▶ STATED EXERCISE:
Print the data that follows exactly.

[Items from a data source]
::::::

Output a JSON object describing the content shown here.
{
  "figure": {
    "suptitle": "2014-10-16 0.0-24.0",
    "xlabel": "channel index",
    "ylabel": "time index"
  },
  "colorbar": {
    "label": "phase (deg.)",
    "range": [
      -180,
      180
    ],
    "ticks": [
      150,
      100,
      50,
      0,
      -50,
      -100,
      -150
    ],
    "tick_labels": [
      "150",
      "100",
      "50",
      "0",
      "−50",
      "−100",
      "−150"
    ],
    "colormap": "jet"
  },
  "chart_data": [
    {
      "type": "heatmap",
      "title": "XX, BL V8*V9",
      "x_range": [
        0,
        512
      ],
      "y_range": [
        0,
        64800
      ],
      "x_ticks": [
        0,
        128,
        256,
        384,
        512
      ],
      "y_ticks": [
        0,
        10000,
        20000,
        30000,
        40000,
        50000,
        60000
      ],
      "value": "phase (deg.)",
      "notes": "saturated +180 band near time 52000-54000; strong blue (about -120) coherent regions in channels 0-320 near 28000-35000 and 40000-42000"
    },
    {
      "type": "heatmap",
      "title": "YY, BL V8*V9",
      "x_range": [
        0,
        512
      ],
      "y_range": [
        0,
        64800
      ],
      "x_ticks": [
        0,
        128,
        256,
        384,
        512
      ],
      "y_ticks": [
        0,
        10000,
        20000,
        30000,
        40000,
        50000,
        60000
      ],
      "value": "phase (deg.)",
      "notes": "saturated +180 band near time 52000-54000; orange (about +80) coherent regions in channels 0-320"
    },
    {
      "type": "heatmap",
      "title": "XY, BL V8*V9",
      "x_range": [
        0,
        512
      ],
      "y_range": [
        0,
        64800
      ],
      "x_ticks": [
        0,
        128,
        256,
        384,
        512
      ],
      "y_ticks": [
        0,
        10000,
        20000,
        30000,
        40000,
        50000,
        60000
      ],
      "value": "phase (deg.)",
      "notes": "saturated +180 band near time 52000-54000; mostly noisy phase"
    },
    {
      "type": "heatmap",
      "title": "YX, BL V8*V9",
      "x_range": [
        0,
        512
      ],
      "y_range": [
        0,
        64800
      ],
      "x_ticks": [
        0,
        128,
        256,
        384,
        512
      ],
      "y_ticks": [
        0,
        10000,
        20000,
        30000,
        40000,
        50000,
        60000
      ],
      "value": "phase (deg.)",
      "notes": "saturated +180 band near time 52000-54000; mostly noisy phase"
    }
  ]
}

::::::

▶ SOLVED EXERCISE:
Output a JSON object describing the content shown here.
{
  "figure": {
    "suptitle": "2014-10-16 0.0-24.0",
    "xlabel": "channel index",
    "ylabel": "time index"
  },
  "colorbar": {
    "label": "phase (deg.)",
    "range": [
      -180,
      180
    ],
    "ticks": [
      150,
      100,
      50,
      0,
      -50,
      -100,
      -150
    ],
    "tick_labels": [
      "150",
      "100",
      "50",
      "0",
      "−50",
      "−100",
      "−150"
    ],
    "colormap": "jet"
  },
  "chart_data": [
    {
      "type": "heatmap",
      "title": "XX, BL V8*V9",
      "x_range": [
        0,
        512
      ],
      "y_range": [
        0,
        64800
      ],
      "x_ticks": [
        0,
        128,
        256,
        384,
        512
      ],
      "y_ticks": [
        0,
        10000,
        20000,
        30000,
        40000,
        50000,
        60000
      ],
      "value": "phase (deg.)",
      "notes": "saturated +180 band near time 52000-54000; strong blue (about -120) coherent regions in channels 0-320 near 28000-35000 and 40000-42000"
    },
    {
      "type": "heatmap",
      "title": "YY, BL V8*V9",
      "x_range": [
        0,
        512
      ],
      "y_range": [
        0,
        64800
      ],
      "x_ticks": [
        0,
        128,
        256,
        384,
        512
      ],
      "y_ticks": [
        0,
        10000,
        20000,
        30000,
        40000,
        50000,
        60000
      ],
      "value": "phase (deg.)",
      "notes": "saturated +180 band near time 52000-54000; orange (about +80) coherent regions in channels 0-320"
    },
    {
      "type": "heatmap",
      "title": "XY, BL V8*V9",
      "x_range": [
        0,
        512
      ],
      "y_range": [
        0,
        64800
      ],
      "x_ticks": [
        0,
        128,
        256,
        384,
        512
      ],
      "y_ticks": [
        0,
        10000,
        20000,
        30000,
        40000,
        50000,
        60000
      ],
      "value": "phase (deg.)",
      "notes": "saturated +180 band near time 52000-54000; mostly noisy phase"
    },
    {
      "type": "heatmap",
      "title": "YX, BL V8*V9",
      "x_range": [
        0,
        512
      ],
      "y_range": [
        0,
        64800
      ],
      "x_ticks": [
        0,
        128,
        256,
        384,
        512
      ],
      "y_ticks": [
        0,
        10000,
        20000,
        30000,
        40000,
        50000,
        60000
      ],
      "value": "phase (deg.)",
      "notes": "saturated +180 band near time 52000-54000; mostly noisy phase"
    }
  ]
}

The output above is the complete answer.